#### Source material

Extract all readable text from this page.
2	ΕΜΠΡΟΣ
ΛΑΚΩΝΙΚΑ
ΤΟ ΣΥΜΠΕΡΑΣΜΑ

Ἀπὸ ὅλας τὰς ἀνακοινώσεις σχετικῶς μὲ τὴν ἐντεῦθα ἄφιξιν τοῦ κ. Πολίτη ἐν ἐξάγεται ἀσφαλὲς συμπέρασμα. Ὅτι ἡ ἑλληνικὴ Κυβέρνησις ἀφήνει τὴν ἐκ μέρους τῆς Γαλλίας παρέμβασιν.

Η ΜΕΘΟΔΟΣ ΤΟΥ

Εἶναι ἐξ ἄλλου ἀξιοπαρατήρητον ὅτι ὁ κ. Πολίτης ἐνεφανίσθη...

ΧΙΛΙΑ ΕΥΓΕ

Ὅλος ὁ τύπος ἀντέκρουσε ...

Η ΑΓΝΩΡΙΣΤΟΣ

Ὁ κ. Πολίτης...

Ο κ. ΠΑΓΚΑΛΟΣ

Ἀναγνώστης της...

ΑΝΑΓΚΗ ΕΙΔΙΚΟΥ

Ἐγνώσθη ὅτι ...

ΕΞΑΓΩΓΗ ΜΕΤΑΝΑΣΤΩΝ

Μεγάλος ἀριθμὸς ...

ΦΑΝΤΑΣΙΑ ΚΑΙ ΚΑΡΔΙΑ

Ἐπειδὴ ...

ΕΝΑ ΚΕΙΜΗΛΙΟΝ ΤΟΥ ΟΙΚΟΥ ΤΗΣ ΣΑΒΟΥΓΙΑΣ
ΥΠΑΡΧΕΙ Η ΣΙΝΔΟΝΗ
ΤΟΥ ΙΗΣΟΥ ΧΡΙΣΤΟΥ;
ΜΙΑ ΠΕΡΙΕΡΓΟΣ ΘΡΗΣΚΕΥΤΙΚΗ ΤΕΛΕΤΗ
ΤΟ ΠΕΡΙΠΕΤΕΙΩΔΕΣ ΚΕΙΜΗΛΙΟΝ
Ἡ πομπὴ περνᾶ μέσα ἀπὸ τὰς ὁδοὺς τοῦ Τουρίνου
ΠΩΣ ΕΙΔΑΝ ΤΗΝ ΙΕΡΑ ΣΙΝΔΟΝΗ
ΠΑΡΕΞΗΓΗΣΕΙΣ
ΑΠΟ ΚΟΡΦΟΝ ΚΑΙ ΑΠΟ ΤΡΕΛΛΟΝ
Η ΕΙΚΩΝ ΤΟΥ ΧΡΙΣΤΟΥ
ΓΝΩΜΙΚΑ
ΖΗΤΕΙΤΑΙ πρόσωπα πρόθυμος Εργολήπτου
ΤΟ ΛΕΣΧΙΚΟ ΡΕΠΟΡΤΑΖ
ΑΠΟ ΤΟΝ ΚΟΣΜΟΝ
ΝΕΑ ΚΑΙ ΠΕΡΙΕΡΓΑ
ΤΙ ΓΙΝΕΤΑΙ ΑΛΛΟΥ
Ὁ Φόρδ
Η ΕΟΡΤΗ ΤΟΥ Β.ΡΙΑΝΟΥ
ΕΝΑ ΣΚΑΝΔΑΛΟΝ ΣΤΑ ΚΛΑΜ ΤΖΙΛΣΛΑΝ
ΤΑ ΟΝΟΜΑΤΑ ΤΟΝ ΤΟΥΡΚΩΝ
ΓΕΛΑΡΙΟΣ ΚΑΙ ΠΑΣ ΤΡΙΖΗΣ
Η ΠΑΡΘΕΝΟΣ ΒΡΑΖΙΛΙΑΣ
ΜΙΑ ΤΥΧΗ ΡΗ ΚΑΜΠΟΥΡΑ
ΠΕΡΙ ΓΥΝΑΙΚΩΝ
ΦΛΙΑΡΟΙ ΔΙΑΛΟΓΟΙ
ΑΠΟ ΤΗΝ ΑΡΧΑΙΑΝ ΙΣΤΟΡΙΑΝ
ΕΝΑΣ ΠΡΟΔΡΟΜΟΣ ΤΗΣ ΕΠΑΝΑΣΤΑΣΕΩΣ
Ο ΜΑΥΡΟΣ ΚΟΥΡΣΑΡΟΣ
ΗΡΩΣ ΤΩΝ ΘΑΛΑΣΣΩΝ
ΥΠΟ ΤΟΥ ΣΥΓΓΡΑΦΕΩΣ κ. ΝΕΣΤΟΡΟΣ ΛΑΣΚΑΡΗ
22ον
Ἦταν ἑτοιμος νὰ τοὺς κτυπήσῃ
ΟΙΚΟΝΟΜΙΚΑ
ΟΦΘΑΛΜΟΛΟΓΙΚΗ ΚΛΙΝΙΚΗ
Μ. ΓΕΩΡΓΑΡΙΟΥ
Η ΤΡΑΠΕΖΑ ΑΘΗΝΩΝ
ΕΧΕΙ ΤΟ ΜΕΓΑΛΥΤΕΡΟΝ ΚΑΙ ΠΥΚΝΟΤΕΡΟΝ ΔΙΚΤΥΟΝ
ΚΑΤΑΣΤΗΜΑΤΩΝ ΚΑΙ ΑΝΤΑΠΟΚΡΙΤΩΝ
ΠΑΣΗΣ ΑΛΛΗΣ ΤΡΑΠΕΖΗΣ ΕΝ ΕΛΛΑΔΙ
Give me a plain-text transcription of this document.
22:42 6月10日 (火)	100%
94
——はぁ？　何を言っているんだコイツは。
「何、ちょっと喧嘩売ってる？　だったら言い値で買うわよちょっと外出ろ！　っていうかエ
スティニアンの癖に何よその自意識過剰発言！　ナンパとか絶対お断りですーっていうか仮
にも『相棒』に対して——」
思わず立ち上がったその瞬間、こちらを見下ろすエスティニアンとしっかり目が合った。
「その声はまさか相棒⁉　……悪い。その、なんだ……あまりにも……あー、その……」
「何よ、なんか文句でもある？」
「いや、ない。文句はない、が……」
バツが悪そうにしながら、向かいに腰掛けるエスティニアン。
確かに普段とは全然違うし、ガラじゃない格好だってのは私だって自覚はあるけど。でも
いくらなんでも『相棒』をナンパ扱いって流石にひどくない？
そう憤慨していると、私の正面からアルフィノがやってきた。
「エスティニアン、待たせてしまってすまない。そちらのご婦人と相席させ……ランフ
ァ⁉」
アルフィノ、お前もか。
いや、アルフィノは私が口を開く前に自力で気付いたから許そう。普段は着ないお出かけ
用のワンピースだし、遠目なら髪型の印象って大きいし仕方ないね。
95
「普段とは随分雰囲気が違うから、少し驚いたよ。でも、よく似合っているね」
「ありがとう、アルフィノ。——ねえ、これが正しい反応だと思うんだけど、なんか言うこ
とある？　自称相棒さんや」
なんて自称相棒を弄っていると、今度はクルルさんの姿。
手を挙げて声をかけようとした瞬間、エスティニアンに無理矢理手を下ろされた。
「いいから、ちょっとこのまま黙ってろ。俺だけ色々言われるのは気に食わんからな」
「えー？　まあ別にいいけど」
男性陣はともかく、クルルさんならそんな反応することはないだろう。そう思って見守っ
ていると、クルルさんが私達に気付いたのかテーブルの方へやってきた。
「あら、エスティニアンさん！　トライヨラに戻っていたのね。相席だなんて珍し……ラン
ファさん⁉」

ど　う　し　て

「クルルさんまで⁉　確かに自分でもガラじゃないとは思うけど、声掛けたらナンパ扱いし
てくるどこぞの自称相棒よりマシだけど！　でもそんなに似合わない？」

########

■ **Problem to work on**: Return all of the entries exactly as they were supplied.

■ **Full solution**:
Extract all readable text from this page.
2	ΕΜΠΡΟΣ
ΛΑΚΩΝΙΚΑ
ΤΟ ΣΥΜΠΕΡΑΣΜΑ

Ἀπὸ ὅλας τὰς ἀνακοινώσεις σχετικῶς μὲ τὴν ἐντεῦθα ἄφιξιν τοῦ κ. Πολίτη ἐν ἐξάγεται ἀσφαλὲς συμπέρασμα. Ὅτι ἡ ἑλληνικὴ Κυβέρνησις ἀφήνει τὴν ἐκ μέρους τῆς Γαλλίας παρέμβασιν.

Η ΜΕΘΟΔΟΣ ΤΟΥ

Εἶναι ἐξ ἄλλου ἀξιοπαρατήρητον ὅτι ὁ κ. Πολίτης ἐνεφανίσθη...

ΧΙΛΙΑ ΕΥΓΕ

Ὅλος ὁ τύπος ἀντέκρουσε ...

Η ΑΓΝΩΡΙΣΤΟΣ

Ὁ κ. Πολίτης...

Ο κ. ΠΑΓΚΑΛΟΣ

Ἀναγνώστης της...

ΑΝΑΓΚΗ ΕΙΔΙΚΟΥ

Ἐγνώσθη ὅτι ...

ΕΞΑΓΩΓΗ ΜΕΤΑΝΑΣΤΩΝ

Μεγάλος ἀριθμὸς ...

ΦΑΝΤΑΣΙΑ ΚΑΙ ΚΑΡΔΙΑ

Ἐπειδὴ ...

ΕΝΑ ΚΕΙΜΗΛΙΟΝ ΤΟΥ ΟΙΚΟΥ ΤΗΣ ΣΑΒΟΥΓΙΑΣ
ΥΠΑΡΧΕΙ Η ΣΙΝΔΟΝΗ
ΤΟΥ ΙΗΣΟΥ ΧΡΙΣΤΟΥ;
ΜΙΑ ΠΕΡΙΕΡΓΟΣ ΘΡΗΣΚΕΥΤΙΚΗ ΤΕΛΕΤΗ
ΤΟ ΠΕΡΙΠΕΤΕΙΩΔΕΣ ΚΕΙΜΗΛΙΟΝ
Ἡ πομπὴ περνᾶ μέσα ἀπὸ τὰς ὁδοὺς τοῦ Τουρίνου
ΠΩΣ ΕΙΔΑΝ ΤΗΝ ΙΕΡΑ ΣΙΝΔΟΝΗ
ΠΑΡΕΞΗΓΗΣΕΙΣ
ΑΠΟ ΚΟΡΦΟΝ ΚΑΙ ΑΠΟ ΤΡΕΛΛΟΝ
Η ΕΙΚΩΝ ΤΟΥ ΧΡΙΣΤΟΥ
ΓΝΩΜΙΚΑ
ΖΗΤΕΙΤΑΙ πρόσωπα πρόθυμος Εργολήπτου
ΤΟ ΛΕΣΧΙΚΟ ΡΕΠΟΡΤΑΖ
ΑΠΟ ΤΟΝ ΚΟΣΜΟΝ
ΝΕΑ ΚΑΙ ΠΕΡΙΕΡΓΑ
ΤΙ ΓΙΝΕΤΑΙ ΑΛΛΟΥ
Ὁ Φόρδ
Η ΕΟΡΤΗ ΤΟΥ Β.ΡΙΑΝΟΥ
ΕΝΑ ΣΚΑΝΔΑΛΟΝ ΣΤΑ ΚΛΑΜ ΤΖΙΛΣΛΑΝ
ΤΑ ΟΝΟΜΑΤΑ ΤΟΝ ΤΟΥΡΚΩΝ
ΓΕΛΑΡΙΟΣ ΚΑΙ ΠΑΣ ΤΡΙΖΗΣ
Η ΠΑΡΘΕΝΟΣ ΒΡΑΖΙΛΙΑΣ
ΜΙΑ ΤΥΧΗ ΡΗ ΚΑΜΠΟΥΡΑ
ΠΕΡΙ ΓΥΝΑΙΚΩΝ
ΦΛΙΑΡΟΙ ΔΙΑΛΟΓΟΙ
ΑΠΟ ΤΗΝ ΑΡΧΑΙΑΝ ΙΣΤΟΡΙΑΝ
ΕΝΑΣ ΠΡΟΔΡΟΜΟΣ ΤΗΣ ΕΠΑΝΑΣΤΑΣΕΩΣ
Ο ΜΑΥΡΟΣ ΚΟΥΡΣΑΡΟΣ
ΗΡΩΣ ΤΩΝ ΘΑΛΑΣΣΩΝ
ΥΠΟ ΤΟΥ ΣΥΓΓΡΑΦΕΩΣ κ. ΝΕΣΤΟΡΟΣ ΛΑΣΚΑΡΗ
22ον
Ἦταν ἑτοιμος νὰ τοὺς κτυπήσῃ
ΟΙΚΟΝΟΜΙΚΑ
ΟΦΘΑΛΜΟΛΟΓΙΚΗ ΚΛΙΝΙΚΗ
Μ. ΓΕΩΡΓΑΡΙΟΥ
Η ΤΡΑΠΕΖΑ ΑΘΗΝΩΝ
ΕΧΕΙ ΤΟ ΜΕΓΑΛΥΤΕΡΟΝ ΚΑΙ ΠΥΚΝΟΤΕΡΟΝ ΔΙΚΤΥΟΝ
ΚΑΤΑΣΤΗΜΑΤΩΝ ΚΑΙ ΑΝΤΑΠΟΚΡΙΤΩΝ
ΠΑΣΗΣ ΑΛΛΗΣ ΤΡΑΠΕΖΗΣ ΕΝ ΕΛΛΑΔΙ
Give me a plain-text transcription of this document.
22:42 6月10日 (火)	100%
94
——はぁ？　何を言っているんだコイツは。
「何、ちょっと喧嘩売ってる？　だったら言い値で買うわよちょっと外出ろ！　っていうかエ
スティニアンの癖に何よその自意識過剰発言！　ナンパとか絶対お断りですーっていうか仮
にも『相棒』に対して——」
思わず立ち上がったその瞬間、こちらを見下ろすエスティニアンとしっかり目が合った。
「その声はまさか相棒⁉　……悪い。その、なんだ……あまりにも……あー、その……」
「何よ、なんか文句でもある？」
「いや、ない。文句はない、が……」
バツが悪そうにしながら、向かいに腰掛けるエスティニアン。
確かに普段とは全然違うし、ガラじゃない格好だってのは私だって自覚はあるけど。でも
いくらなんでも『相棒』をナンパ扱いって流石にひどくない？
そう憤慨していると、私の正面からアルフィノがやってきた。
「エスティニアン、待たせてしまってすまない。そちらのご婦人と相席させ……ランフ
ァ⁉」
アルフィノ、お前もか。
いや、アルフィノは私が口を開く前に自力で気付いたから許そう。普段は着ないお出かけ
用のワンピースだし、遠目なら髪型の印象って大きいし仕方ないね。
95
「普段とは随分雰囲気が違うから、少し驚いたよ。でも、よく似合っているね」
「ありがとう、アルフィノ。——ねえ、これが正しい反応だと思うんだけど、なんか言うこ
とある？　自称相棒さんや」
なんて自称相棒を弄っていると、今度はクルルさんの姿。
手を挙げて声をかけようとした瞬間、エスティニアンに無理矢理手を下ろされた。
「いいから、ちょっとこのまま黙ってろ。俺だけ色々言われるのは気に食わんからな」
「えー？　まあ別にいいけど」
男性陣はともかく、クルルさんならそんな反応することはないだろう。そう思って見守っ
ていると、クルルさんが私達に気付いたのかテーブルの方へやってきた。
「あら、エスティニアンさん！　トライヨラに戻っていたのね。相席だなんて珍し……ラン
ファさん⁉」

ど　う　し　て

「クルルさんまで⁉　確かに自分でもガラじゃないとは思うけど、声掛けたらナンパ扱いし
てくるどこぞの自称相棒よりマシだけど！　でもそんなに似合わない？」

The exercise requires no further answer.